PROBLEM TO SOLVE ▸ Your task is to repeat all of the material exactly.

══ RECORDS TO PROCESS ══

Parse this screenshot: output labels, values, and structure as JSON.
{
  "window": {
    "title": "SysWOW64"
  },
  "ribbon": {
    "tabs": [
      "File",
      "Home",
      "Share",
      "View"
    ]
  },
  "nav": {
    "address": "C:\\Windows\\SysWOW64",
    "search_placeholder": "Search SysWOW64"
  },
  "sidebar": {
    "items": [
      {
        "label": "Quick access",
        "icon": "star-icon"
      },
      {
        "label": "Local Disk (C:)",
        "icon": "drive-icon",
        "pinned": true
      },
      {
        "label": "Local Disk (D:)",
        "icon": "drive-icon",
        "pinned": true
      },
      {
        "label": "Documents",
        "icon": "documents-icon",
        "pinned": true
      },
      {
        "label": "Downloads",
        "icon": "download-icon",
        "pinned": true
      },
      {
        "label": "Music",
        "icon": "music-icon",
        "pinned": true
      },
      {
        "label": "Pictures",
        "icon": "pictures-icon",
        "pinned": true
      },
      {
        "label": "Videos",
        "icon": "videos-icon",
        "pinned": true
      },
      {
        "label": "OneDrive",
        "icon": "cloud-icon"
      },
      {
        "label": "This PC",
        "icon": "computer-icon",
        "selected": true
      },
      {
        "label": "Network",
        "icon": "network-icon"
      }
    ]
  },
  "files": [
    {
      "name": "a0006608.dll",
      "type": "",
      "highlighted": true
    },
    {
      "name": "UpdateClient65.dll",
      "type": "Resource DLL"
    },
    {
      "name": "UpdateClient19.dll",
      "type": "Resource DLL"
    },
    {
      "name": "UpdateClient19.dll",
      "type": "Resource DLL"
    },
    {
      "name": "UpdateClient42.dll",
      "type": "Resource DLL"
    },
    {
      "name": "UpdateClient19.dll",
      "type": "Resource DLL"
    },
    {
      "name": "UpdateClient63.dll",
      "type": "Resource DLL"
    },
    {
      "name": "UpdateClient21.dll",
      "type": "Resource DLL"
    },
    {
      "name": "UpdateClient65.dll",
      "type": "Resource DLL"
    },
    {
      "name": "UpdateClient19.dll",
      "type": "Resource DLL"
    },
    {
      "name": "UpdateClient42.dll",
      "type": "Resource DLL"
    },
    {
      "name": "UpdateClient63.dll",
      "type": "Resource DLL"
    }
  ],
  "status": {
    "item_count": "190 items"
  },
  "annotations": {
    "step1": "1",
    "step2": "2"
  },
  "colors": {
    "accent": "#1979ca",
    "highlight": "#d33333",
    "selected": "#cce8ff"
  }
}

═══

THE RESPONSE ▸
Parse this screenshot: output labels, values, and structure as JSON.
{
  "window": {
    "title": "SysWOW64"
  },
  "ribbon": {
    "tabs": [
      "File",
      "Home",
      "Share",
      "View"
    ]
  },
  "nav": {
    "address": "C:\\Windows\\SysWOW64",
    "search_placeholder": "Search SysWOW64"
  },
  "sidebar": {
    "items": [
      {
        "label": "Quick access",
        "icon": "star-icon"
      },
      {
        "label": "Local Disk (C:)",
        "icon": "drive-icon",
        "pinned": true
      },
      {
        "label": "Local Disk (D:)",
        "icon": "drive-icon",
        "pinned": true
      },
      {
        "label": "Documents",
        "icon": "documents-icon",
        "pinned": true
      },
      {
        "label": "Downloads",
        "icon": "download-icon",
        "pinned": true
      },
      {
        "label": "Music",
        "icon": "music-icon",
        "pinned": true
      },
      {
        "label": "Pictures",
        "icon": "pictures-icon",
        "pinned": true
      },
      {
        "label": "Videos",
        "icon": "videos-icon",
        "pinned": true
      },
      {
        "label": "OneDrive",
        "icon": "cloud-icon"
      },
      {
        "label": "This PC",
        "icon": "computer-icon",
        "selected": true
      },
      {
        "label": "Network",
        "icon": "network-icon"
      }
    ]
  },
  "files": [
    {
      "name": "a0006608.dll",
      "type": "",
      "highlighted": true
    },
    {
      "name": "UpdateClient65.dll",
      "type": "Resource DLL"
    },
    {
      "name": "UpdateClient19.dll",
      "type": "Resource DLL"
    },
    {
      "name": "UpdateClient19.dll",
      "type": "Resource DLL"
    },
    {
      "name": "UpdateClient42.dll",
      "type": "Resource DLL"
    },
    {
      "name": "UpdateClient19.dll",
      "type": "Resource DLL"
    },
    {
      "name": "UpdateClient63.dll",
      "type": "Resource DLL"
    },
    {
      "name": "UpdateClient21.dll",
      "type": "Resource DLL"
    },
    {
      "name": "UpdateClient65.dll",
      "type": "Resource DLL"
    },
    {
      "name": "UpdateClient19.dll",
      "type": "Resource DLL"
    },
    {
      "name": "UpdateClient42.dll",
      "type": "Resource DLL"
    },
    {
      "name": "UpdateClient63.dll",
      "type": "Resource DLL"
    }
  ],
  "status": {
    "item_count": "190 items"
  },
  "annotations": {
    "step1": "1",
    "step2": "2"
  },
  "colors": {
    "accent": "#1979ca",
    "highlight": "#d33333",
    "selected": "#cce8ff"
  }
}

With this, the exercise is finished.